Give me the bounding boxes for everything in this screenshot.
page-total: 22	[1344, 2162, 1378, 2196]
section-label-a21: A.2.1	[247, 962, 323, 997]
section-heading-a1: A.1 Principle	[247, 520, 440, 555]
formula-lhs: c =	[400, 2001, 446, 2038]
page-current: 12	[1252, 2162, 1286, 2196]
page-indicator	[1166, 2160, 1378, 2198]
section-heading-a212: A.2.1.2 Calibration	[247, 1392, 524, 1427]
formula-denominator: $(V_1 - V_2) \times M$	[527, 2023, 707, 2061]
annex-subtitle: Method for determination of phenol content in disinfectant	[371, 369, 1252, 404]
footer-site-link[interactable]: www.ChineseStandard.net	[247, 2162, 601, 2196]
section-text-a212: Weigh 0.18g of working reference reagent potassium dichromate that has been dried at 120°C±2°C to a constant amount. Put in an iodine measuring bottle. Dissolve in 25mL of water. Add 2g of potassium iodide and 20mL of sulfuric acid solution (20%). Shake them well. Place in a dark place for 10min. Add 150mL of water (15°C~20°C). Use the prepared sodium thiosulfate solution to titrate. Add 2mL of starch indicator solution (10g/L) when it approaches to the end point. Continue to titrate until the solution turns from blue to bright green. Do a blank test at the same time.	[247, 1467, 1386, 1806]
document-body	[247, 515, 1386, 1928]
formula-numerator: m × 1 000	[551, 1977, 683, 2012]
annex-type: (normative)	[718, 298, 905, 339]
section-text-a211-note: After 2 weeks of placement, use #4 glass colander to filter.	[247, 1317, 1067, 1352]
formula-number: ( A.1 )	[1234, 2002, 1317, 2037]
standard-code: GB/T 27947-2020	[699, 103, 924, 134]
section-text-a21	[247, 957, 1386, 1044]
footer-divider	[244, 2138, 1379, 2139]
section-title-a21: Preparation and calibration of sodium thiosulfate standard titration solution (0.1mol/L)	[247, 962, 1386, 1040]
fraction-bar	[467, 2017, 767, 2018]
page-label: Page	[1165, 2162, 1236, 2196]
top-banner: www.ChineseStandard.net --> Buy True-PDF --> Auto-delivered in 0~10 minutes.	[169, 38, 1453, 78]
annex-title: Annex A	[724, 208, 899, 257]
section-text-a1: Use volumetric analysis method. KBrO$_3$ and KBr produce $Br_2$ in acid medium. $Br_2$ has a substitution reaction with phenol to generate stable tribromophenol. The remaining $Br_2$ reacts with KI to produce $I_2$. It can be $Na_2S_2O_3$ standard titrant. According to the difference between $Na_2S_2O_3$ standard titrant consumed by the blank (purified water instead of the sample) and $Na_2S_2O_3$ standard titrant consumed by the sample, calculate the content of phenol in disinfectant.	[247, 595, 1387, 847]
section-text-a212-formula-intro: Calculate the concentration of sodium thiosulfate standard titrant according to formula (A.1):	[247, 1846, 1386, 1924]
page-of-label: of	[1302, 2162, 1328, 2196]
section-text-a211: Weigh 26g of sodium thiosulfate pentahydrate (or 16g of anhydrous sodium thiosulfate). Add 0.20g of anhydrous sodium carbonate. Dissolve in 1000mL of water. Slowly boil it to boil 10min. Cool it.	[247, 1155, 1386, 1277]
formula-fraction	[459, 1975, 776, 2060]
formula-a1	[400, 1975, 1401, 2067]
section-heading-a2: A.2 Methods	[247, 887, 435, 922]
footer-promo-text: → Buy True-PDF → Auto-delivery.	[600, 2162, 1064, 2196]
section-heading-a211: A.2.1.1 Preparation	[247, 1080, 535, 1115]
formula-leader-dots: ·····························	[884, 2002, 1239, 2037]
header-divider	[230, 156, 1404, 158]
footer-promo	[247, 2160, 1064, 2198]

━━━━

Task. Pick out each line in the entries above that contains the word "Preparation".

Exercise output.
section-title-a21: Preparation and calibration of sodium thiosulfate standard titration solution (0.1mol/L)	[247, 962, 1386, 1040]
section-heading-a211: A.2.1.1 Preparation	[247, 1080, 535, 1115]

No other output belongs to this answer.